(Extracted records)
□ □ □
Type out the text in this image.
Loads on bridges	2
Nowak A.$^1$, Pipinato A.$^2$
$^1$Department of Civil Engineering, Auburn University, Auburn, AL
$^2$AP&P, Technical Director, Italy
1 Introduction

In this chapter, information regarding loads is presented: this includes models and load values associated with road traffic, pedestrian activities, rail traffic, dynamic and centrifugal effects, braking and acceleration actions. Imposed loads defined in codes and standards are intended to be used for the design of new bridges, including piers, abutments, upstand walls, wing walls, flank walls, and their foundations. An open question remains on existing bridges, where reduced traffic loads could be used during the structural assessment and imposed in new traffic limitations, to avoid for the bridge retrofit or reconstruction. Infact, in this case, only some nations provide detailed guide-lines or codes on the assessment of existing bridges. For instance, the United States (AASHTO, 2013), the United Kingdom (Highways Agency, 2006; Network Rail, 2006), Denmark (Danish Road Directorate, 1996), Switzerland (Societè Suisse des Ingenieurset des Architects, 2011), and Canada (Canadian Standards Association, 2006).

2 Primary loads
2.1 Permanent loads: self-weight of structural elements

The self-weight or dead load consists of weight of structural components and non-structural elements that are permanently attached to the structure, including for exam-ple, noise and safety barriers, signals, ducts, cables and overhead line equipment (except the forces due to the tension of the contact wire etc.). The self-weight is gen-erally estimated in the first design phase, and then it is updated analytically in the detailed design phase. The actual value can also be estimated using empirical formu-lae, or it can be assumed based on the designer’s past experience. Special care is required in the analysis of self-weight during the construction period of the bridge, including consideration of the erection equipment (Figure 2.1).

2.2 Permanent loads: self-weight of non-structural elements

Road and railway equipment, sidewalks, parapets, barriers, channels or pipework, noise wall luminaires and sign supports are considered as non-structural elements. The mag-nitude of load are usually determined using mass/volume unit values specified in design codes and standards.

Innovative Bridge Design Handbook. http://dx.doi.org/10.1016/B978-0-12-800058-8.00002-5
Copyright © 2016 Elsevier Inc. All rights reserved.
□ □ □
Task to carry out: Return the whole listing exactly, with every line included.

Output below:
Type out the text in this image.
Loads on bridges	2
Nowak A.$^1$, Pipinato A.$^2$
$^1$Department of Civil Engineering, Auburn University, Auburn, AL
$^2$AP&P, Technical Director, Italy
1 Introduction

In this chapter, information regarding loads is presented: this includes models and load values associated with road traffic, pedestrian activities, rail traffic, dynamic and centrifugal effects, braking and acceleration actions. Imposed loads defined in codes and standards are intended to be used for the design of new bridges, including piers, abutments, upstand walls, wing walls, flank walls, and their foundations. An open question remains on existing bridges, where reduced traffic loads could be used during the structural assessment and imposed in new traffic limitations, to avoid for the bridge retrofit or reconstruction. Infact, in this case, only some nations provide detailed guide-lines or codes on the assessment of existing bridges. For instance, the United States (AASHTO, 2013), the United Kingdom (Highways Agency, 2006; Network Rail, 2006), Denmark (Danish Road Directorate, 1996), Switzerland (Societè Suisse des Ingenieurset des Architects, 2011), and Canada (Canadian Standards Association, 2006).

2 Primary loads
2.1 Permanent loads: self-weight of structural elements

The self-weight or dead load consists of weight of structural components and non-structural elements that are permanently attached to the structure, including for exam-ple, noise and safety barriers, signals, ducts, cables and overhead line equipment (except the forces due to the tension of the contact wire etc.). The self-weight is gen-erally estimated in the first design phase, and then it is updated analytically in the detailed design phase. The actual value can also be estimated using empirical formu-lae, or it can be assumed based on the designer’s past experience. Special care is required in the analysis of self-weight during the construction period of the bridge, including consideration of the erection equipment (Figure 2.1).

2.2 Permanent loads: self-weight of non-structural elements

Road and railway equipment, sidewalks, parapets, barriers, channels or pipework, noise wall luminaires and sign supports are considered as non-structural elements. The mag-nitude of load are usually determined using mass/volume unit values specified in design codes and standards.

Innovative Bridge Design Handbook. http://dx.doi.org/10.1016/B978-0-12-800058-8.00002-5
Copyright © 2016 Elsevier Inc. All rights reserved.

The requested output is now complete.